> Requirement
Find all the lines with "this" and gather them.

> Given information
###
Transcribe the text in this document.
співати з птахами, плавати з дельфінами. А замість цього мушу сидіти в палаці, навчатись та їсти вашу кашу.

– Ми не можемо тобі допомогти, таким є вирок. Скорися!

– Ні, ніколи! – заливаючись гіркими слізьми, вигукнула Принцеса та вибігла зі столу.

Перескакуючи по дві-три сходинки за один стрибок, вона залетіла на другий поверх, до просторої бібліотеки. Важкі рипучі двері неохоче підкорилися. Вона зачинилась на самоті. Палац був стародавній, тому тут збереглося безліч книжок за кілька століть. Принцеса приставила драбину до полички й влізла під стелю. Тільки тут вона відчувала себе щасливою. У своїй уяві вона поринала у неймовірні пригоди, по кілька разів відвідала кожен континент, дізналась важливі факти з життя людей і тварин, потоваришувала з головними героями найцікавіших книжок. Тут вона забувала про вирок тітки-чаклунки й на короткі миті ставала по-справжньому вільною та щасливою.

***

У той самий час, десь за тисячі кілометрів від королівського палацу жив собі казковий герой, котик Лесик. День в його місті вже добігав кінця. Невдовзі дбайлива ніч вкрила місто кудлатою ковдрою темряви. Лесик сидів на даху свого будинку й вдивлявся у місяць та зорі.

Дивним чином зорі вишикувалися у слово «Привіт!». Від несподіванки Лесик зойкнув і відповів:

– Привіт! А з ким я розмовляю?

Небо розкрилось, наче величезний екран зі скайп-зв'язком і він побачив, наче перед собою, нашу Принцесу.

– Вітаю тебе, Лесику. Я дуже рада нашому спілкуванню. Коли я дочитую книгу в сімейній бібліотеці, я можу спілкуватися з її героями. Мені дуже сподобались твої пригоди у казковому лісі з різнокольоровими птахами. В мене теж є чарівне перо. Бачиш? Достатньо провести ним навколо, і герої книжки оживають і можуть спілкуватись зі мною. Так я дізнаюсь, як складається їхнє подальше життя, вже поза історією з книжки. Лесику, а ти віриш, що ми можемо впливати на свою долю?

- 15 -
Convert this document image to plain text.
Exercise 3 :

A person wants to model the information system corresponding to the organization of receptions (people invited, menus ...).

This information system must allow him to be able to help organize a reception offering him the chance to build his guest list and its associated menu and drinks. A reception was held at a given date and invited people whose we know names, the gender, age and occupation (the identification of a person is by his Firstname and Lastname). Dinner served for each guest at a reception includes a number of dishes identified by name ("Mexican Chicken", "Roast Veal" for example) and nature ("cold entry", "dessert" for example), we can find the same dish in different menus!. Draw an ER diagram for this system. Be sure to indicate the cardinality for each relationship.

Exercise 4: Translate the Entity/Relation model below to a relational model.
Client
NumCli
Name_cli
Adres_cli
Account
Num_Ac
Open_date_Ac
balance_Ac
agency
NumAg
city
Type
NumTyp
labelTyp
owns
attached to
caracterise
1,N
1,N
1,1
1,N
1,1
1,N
###
> Finished answer
Transcribe the text in this document.
Convert this document image to plain text.
This information system must allow him to be able to help organize a reception offering him the chance to build his guest list and its associated menu and drinks. A reception was held at a given date and invited people whose we know names, the gender, age and occupation (the identification of a person is by his Firstname and Lastname). Dinner served for each guest at a reception includes a number of dishes identified by name ("Mexican Chicken", "Roast Veal" for example) and nature ("cold entry", "dessert" for example), we can find the same dish in different menus!. Draw an ER diagram for this system. Be sure to indicate the cardinality for each relationship.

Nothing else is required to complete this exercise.